[Description of the task]
Find the lines holding the word "right" and collect them.

A block of data
· · · ·

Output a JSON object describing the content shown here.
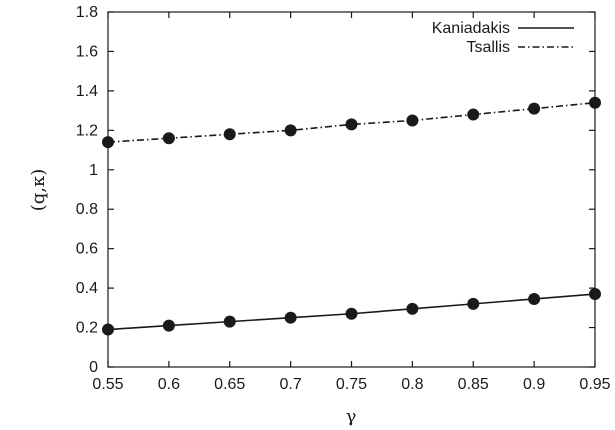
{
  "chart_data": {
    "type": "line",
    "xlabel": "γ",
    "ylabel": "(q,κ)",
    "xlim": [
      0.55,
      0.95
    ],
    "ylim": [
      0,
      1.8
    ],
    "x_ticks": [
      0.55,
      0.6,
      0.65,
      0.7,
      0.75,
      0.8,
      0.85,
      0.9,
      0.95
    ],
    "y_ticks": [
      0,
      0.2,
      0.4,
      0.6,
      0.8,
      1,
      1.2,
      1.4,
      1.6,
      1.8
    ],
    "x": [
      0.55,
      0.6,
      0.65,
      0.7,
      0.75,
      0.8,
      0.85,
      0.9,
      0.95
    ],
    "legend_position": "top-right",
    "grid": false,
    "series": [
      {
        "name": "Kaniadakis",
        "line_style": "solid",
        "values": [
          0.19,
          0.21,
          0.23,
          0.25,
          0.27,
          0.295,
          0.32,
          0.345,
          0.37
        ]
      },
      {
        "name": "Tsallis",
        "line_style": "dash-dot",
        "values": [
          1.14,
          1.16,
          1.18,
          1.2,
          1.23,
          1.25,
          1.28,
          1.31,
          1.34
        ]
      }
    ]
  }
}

· · · ·

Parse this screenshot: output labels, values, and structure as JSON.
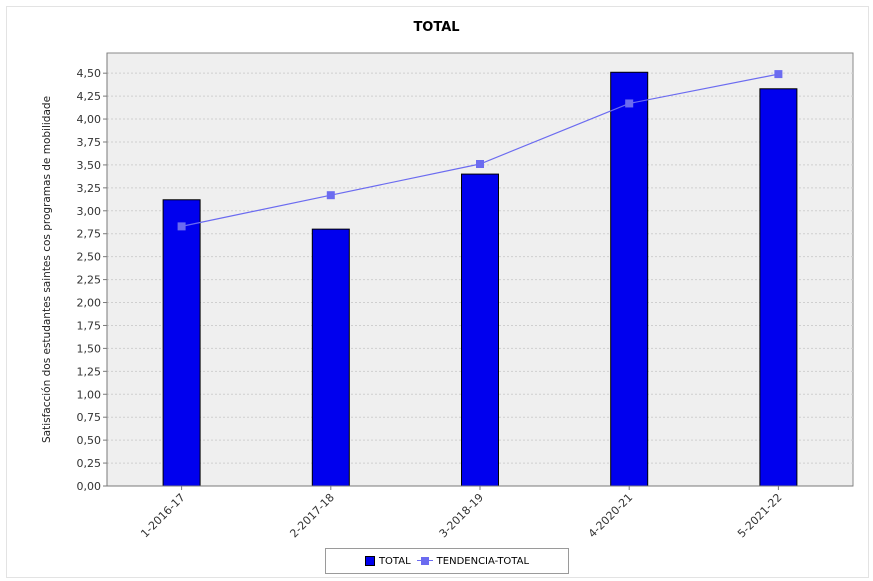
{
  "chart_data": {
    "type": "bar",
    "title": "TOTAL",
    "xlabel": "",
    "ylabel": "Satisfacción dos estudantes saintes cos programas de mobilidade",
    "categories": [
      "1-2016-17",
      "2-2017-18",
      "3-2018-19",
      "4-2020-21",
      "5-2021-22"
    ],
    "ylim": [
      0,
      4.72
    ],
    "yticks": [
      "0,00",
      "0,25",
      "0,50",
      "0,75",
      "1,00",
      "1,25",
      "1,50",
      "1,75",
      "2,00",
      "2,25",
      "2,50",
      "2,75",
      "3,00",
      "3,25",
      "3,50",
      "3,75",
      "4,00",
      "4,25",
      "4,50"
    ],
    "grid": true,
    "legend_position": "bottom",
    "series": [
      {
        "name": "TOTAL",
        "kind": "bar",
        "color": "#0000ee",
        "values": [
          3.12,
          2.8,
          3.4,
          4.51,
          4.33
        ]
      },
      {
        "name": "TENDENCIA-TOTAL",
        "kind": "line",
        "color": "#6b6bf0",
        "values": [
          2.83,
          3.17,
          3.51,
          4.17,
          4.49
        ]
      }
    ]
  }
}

· · · ·

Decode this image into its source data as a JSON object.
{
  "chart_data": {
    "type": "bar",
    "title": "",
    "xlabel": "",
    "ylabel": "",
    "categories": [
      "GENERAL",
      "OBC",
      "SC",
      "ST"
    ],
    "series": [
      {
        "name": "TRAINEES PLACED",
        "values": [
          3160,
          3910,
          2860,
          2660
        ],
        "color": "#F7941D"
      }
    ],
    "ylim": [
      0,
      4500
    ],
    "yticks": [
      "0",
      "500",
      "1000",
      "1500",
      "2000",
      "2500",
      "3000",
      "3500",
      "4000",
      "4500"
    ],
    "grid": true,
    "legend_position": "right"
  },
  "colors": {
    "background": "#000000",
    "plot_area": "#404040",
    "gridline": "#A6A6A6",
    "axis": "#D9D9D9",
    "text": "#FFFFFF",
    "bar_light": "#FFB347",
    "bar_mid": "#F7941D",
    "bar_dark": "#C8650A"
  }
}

· · · ·

[Final answer]
    "legend_position": "top-right",
    "legend_position": "right"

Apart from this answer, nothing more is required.